Extract, from the listing that follows, each line containing the word "school".
--- --- ---
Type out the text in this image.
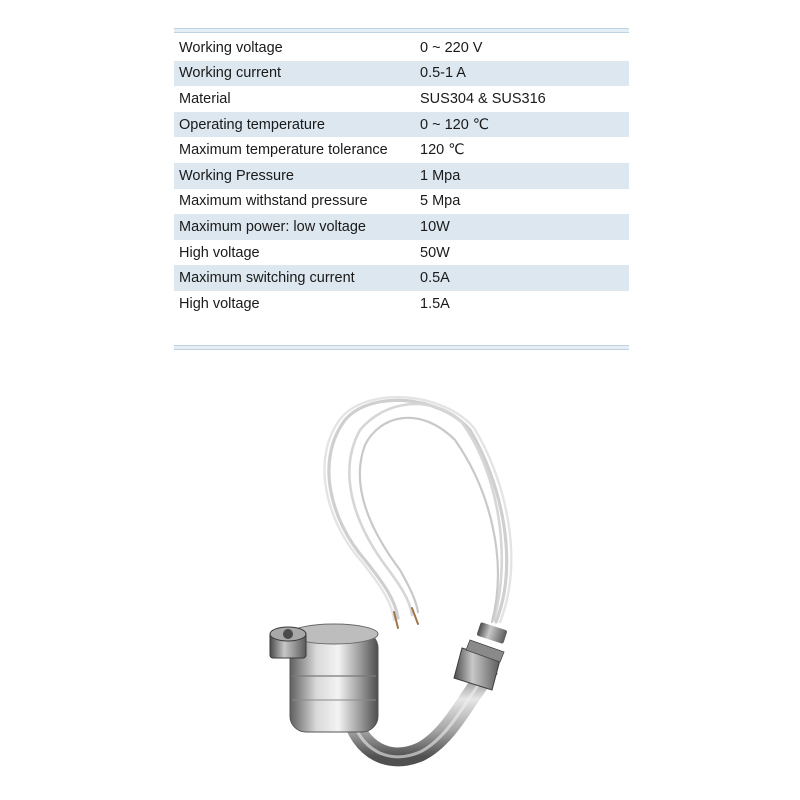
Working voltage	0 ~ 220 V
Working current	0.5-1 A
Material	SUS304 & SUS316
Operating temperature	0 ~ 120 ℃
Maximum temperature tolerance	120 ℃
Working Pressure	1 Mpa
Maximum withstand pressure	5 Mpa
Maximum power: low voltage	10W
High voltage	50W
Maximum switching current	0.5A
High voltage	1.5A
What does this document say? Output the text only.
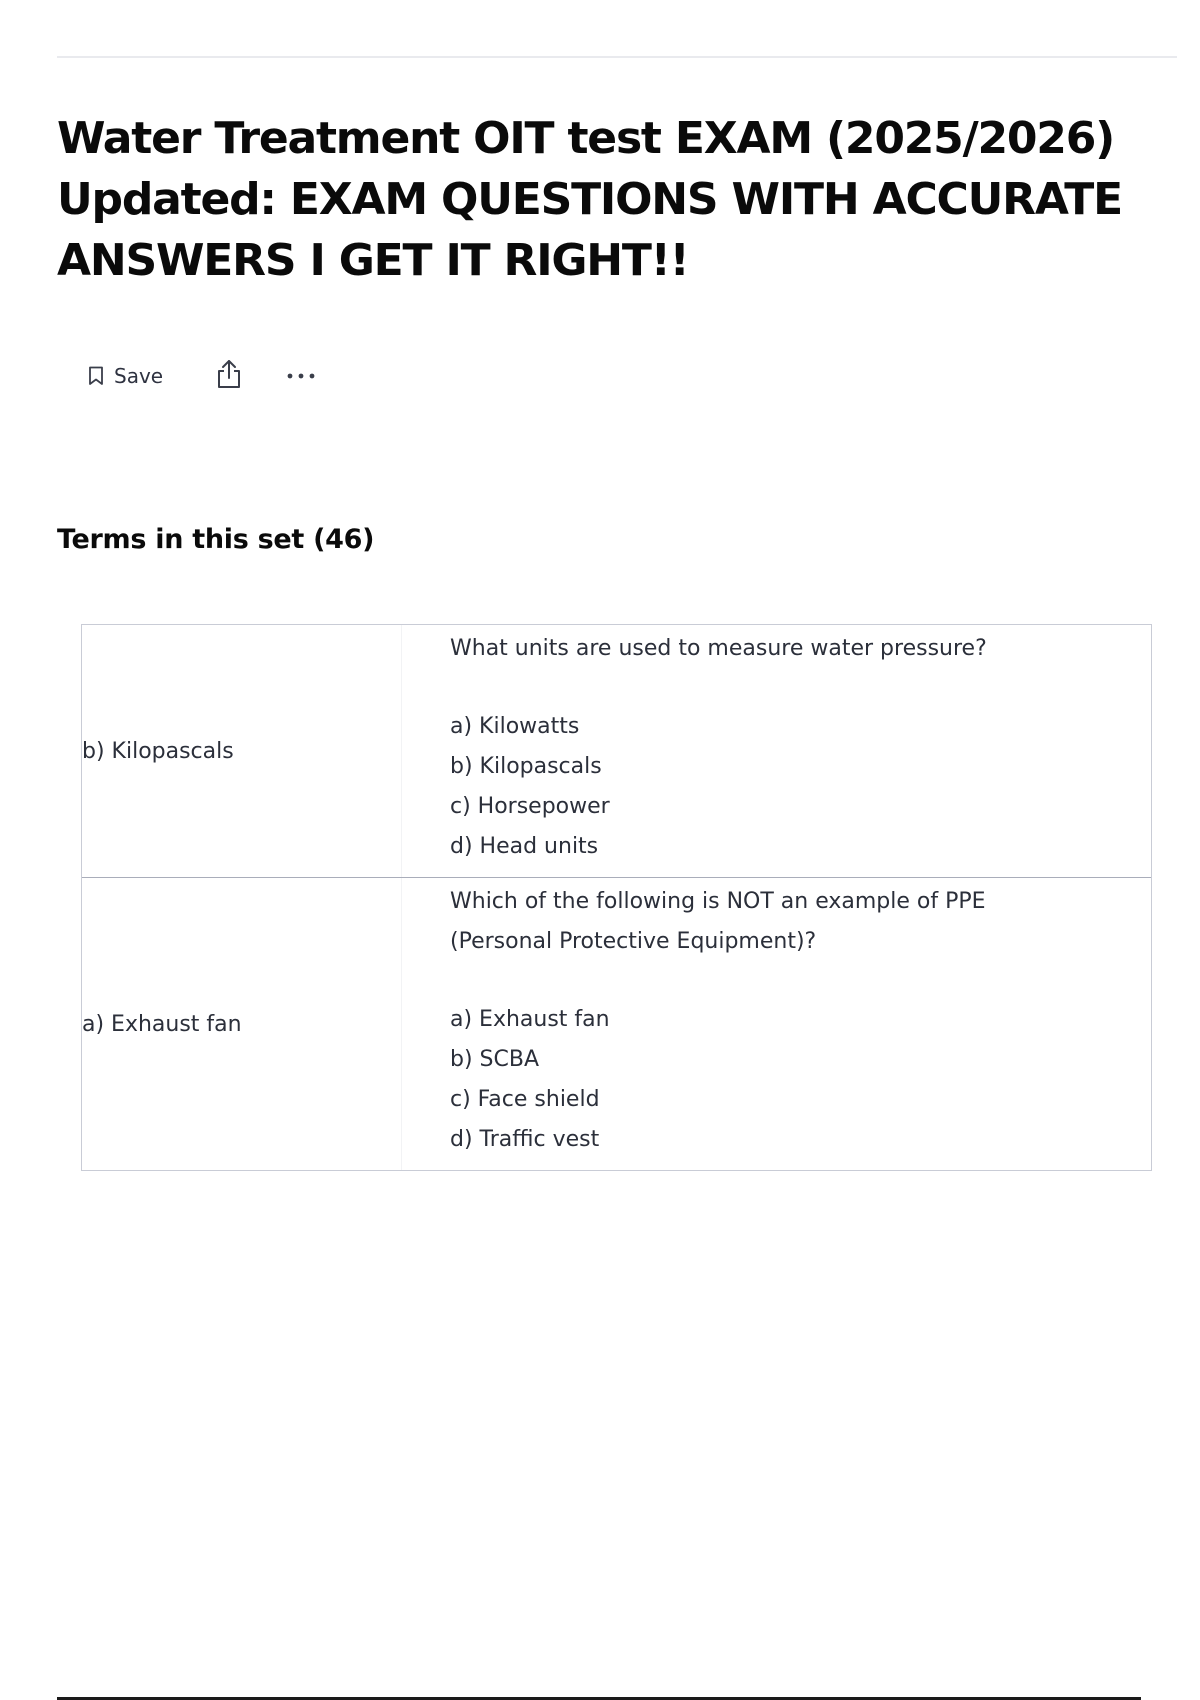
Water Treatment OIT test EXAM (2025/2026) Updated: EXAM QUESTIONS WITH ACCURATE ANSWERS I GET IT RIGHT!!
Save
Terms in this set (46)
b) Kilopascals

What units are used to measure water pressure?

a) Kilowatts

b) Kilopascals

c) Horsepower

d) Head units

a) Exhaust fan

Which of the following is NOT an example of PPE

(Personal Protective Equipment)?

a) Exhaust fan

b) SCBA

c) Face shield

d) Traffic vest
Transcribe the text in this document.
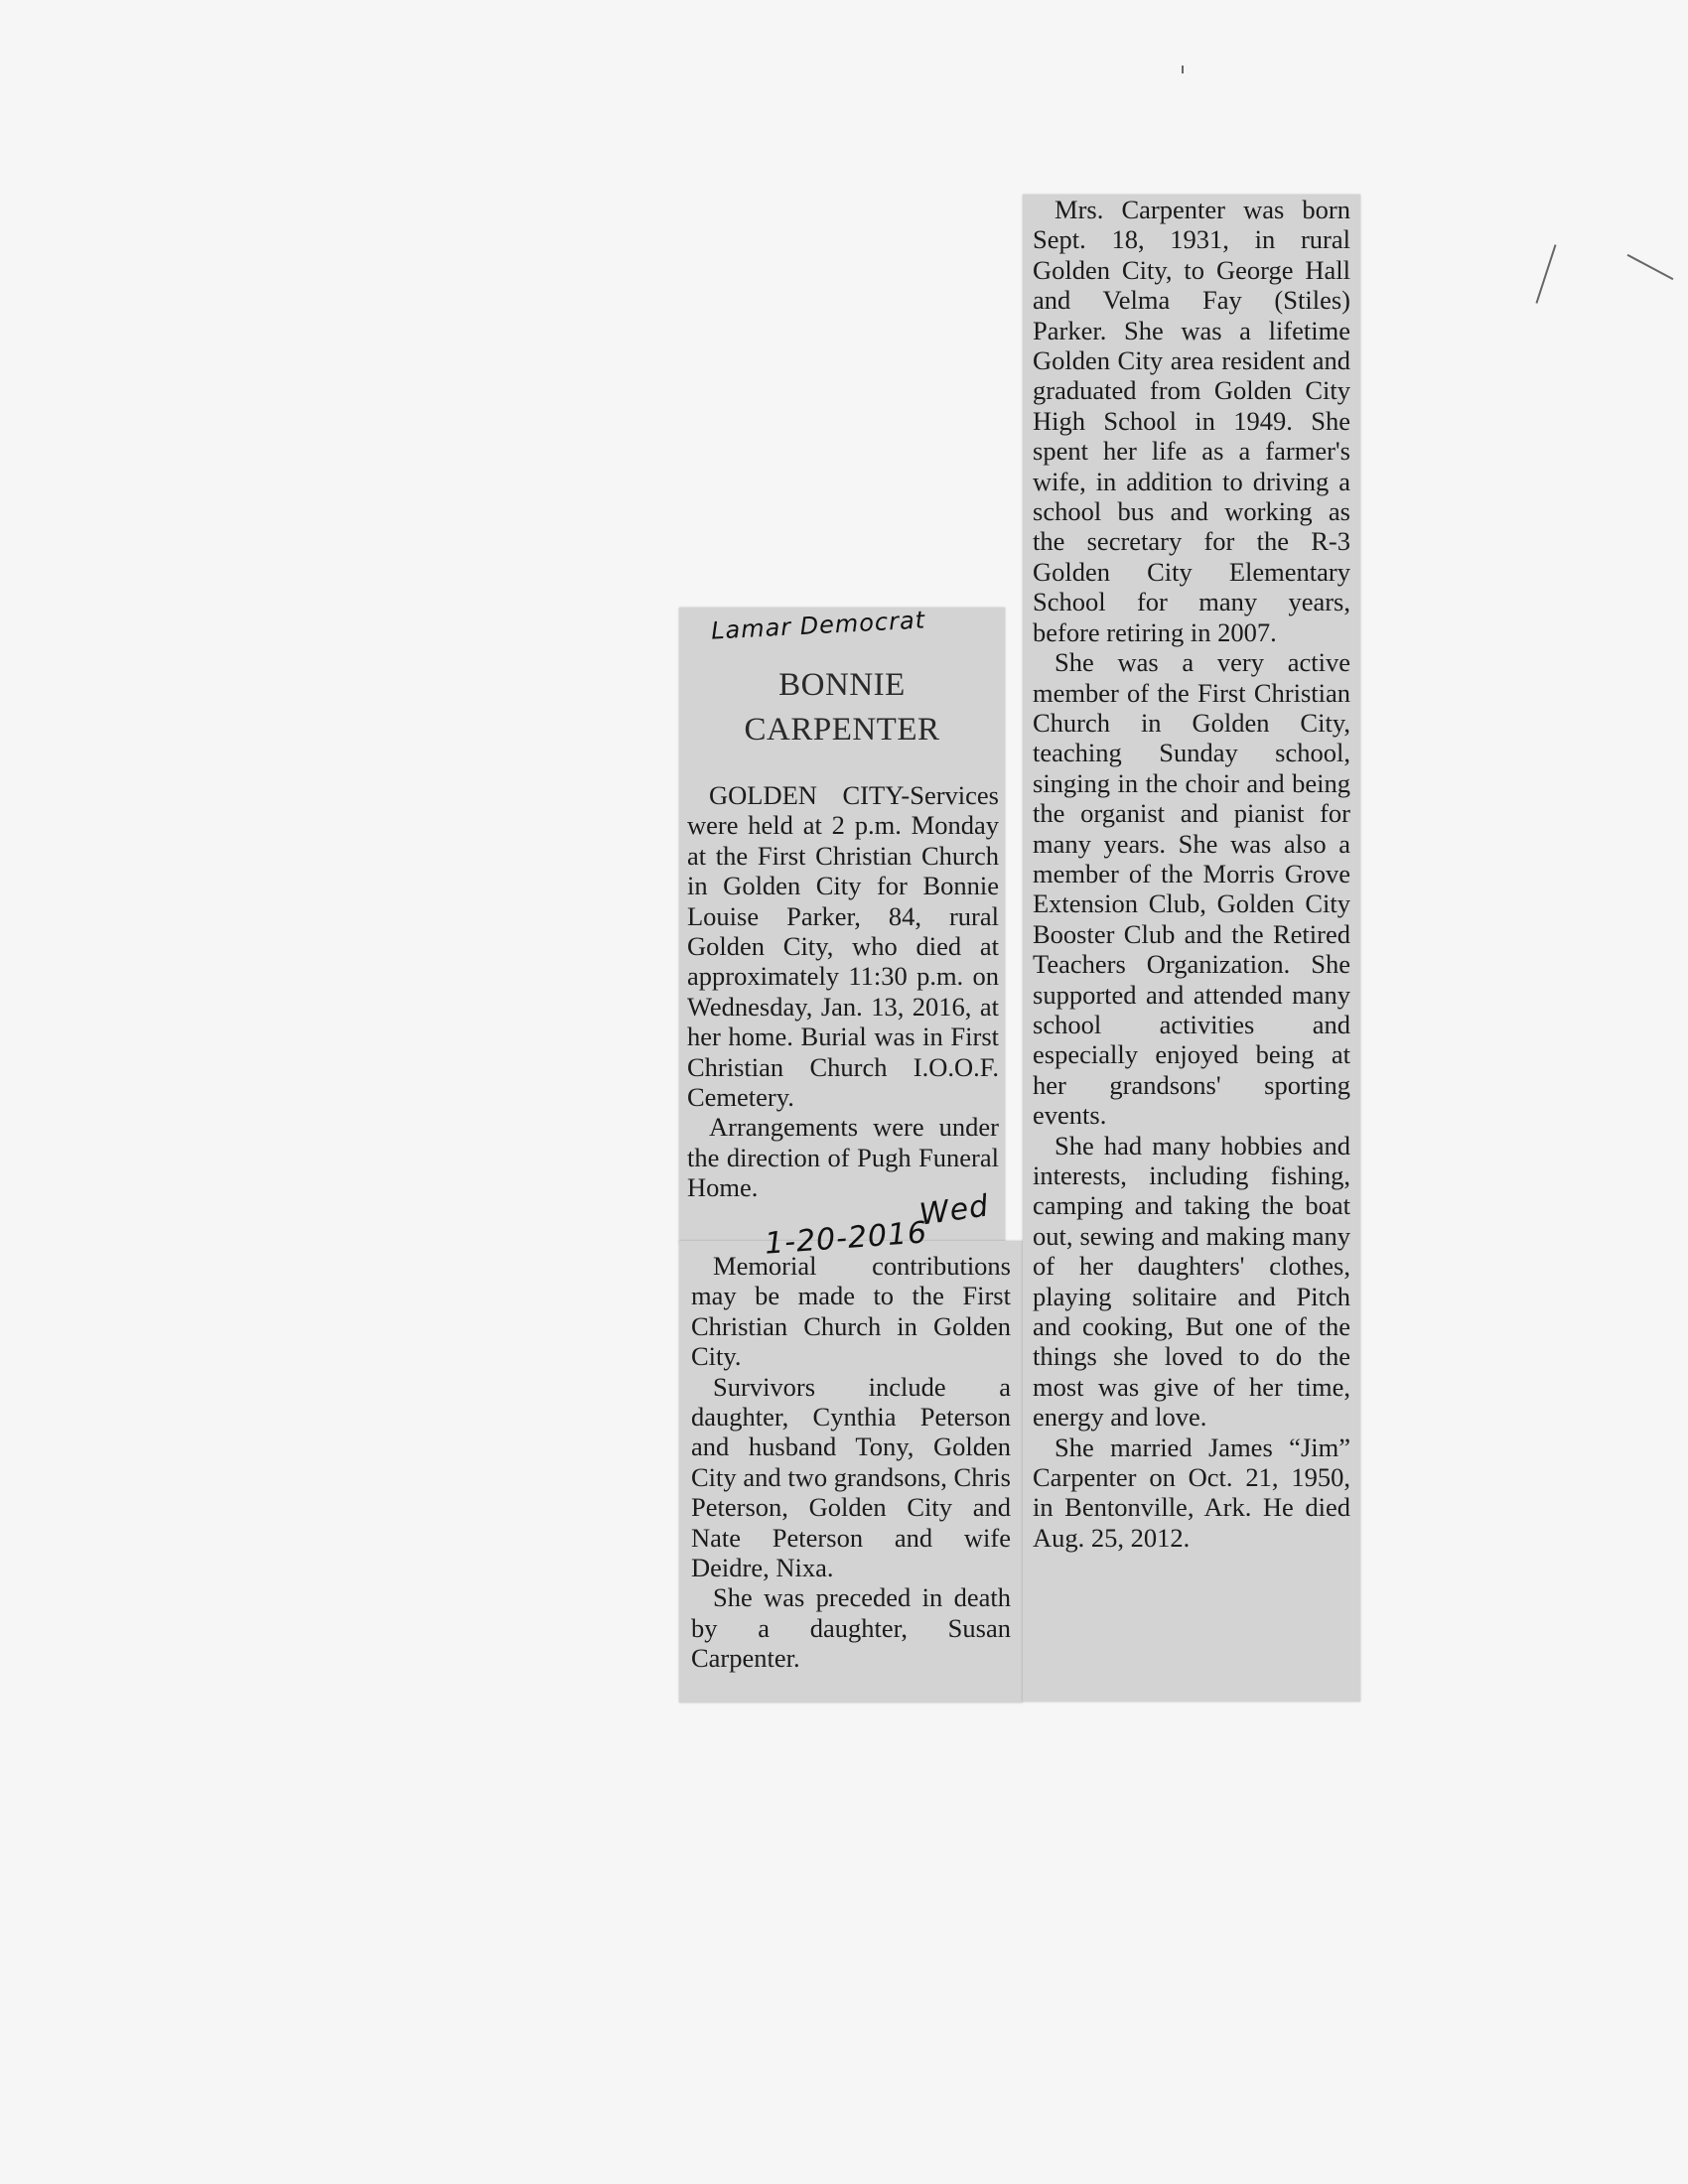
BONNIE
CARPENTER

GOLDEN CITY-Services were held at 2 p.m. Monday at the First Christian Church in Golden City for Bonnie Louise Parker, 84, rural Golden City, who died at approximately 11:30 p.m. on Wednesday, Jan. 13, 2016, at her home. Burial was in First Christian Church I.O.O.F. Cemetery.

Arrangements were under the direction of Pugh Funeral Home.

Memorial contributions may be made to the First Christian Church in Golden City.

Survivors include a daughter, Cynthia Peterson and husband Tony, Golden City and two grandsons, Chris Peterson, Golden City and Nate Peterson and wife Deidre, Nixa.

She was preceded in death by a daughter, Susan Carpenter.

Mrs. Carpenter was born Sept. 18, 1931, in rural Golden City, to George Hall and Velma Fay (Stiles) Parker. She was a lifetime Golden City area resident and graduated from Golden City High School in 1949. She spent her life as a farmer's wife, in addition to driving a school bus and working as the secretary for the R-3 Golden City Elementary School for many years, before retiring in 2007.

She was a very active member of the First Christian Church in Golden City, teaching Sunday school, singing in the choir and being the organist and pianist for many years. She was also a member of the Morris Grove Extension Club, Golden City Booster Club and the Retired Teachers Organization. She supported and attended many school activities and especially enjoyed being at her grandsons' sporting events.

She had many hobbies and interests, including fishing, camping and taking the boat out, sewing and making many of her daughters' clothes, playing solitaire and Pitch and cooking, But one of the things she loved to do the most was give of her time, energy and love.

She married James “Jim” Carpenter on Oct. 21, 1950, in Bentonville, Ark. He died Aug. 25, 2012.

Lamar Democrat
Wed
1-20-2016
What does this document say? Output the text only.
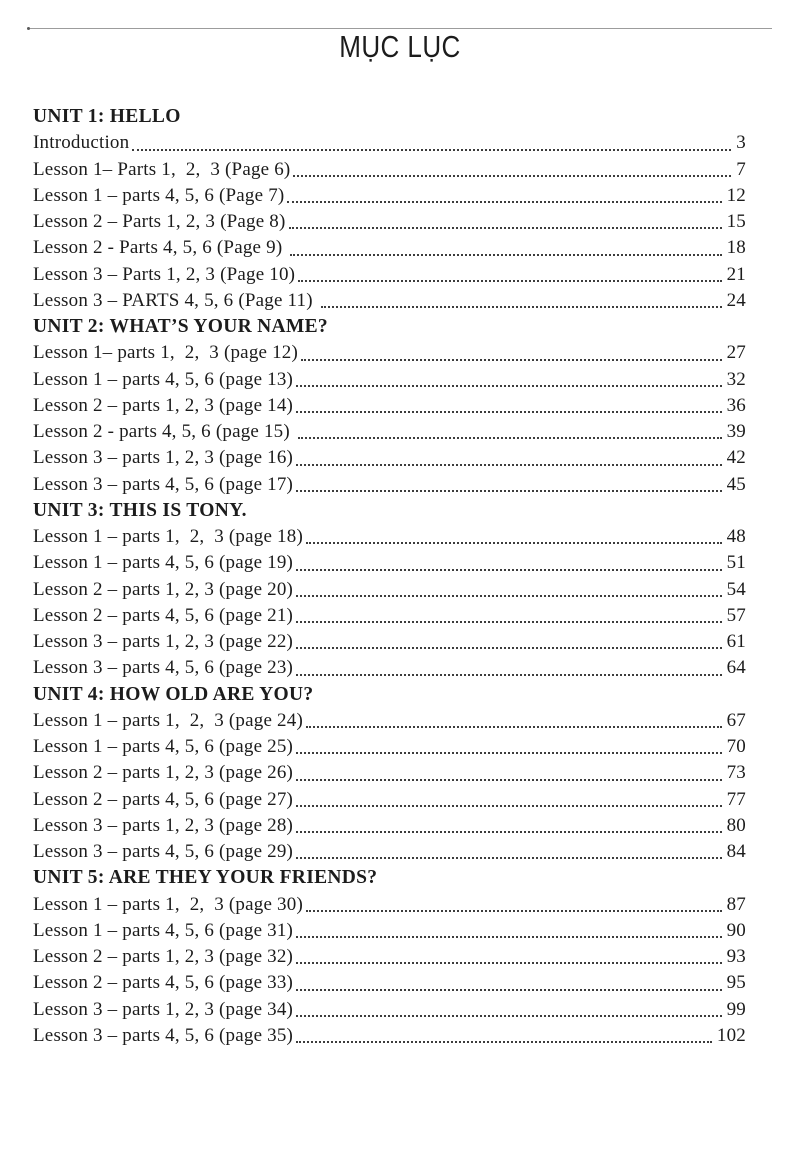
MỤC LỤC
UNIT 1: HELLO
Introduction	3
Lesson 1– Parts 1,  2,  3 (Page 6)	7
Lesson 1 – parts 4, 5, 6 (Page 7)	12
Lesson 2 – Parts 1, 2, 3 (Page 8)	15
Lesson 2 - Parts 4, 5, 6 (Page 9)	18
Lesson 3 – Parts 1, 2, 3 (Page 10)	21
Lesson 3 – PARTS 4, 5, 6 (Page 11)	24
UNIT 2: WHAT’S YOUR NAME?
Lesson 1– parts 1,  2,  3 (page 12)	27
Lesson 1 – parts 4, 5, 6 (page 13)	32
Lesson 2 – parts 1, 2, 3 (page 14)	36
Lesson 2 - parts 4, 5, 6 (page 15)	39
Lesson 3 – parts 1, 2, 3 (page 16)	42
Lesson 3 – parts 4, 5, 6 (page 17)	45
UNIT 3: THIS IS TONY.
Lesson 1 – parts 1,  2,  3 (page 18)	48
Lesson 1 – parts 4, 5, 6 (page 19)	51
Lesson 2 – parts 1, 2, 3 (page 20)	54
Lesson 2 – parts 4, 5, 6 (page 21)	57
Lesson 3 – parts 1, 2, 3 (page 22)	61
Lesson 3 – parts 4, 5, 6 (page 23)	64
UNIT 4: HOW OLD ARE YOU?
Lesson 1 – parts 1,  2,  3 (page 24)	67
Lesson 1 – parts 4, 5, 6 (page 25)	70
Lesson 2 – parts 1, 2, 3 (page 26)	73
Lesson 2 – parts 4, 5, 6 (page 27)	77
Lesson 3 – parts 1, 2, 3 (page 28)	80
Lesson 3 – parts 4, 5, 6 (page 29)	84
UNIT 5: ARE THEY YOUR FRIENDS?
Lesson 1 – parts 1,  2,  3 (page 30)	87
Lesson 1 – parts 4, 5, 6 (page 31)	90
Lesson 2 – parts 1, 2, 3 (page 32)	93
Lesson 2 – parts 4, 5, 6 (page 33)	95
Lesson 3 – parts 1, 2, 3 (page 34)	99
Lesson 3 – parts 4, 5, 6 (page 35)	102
--- --- ---
◆ **TASK OUTPUT**:
Mrs. Carpenter was born Sept. 18, 1931, in rural Golden City, to George Hall and Velma Fay (Stiles) Parker. She was a lifetime Golden City area resident and graduated from Golden City High School in 1949. She spent her life as a farmer's wife, in addition to driving a school bus and working as the secretary for the R-3 Golden City Elementary School for many years, before retiring in 2007.
She was a very active member of the First Christian Church in Golden City, teaching Sunday school, singing in the choir and being the organist and pianist for many years. She was also a member of the Morris Grove Extension Club, Golden City Booster Club and the Retired Teachers Organization. She supported and attended many school activities and especially enjoyed being at her grandsons' sporting events.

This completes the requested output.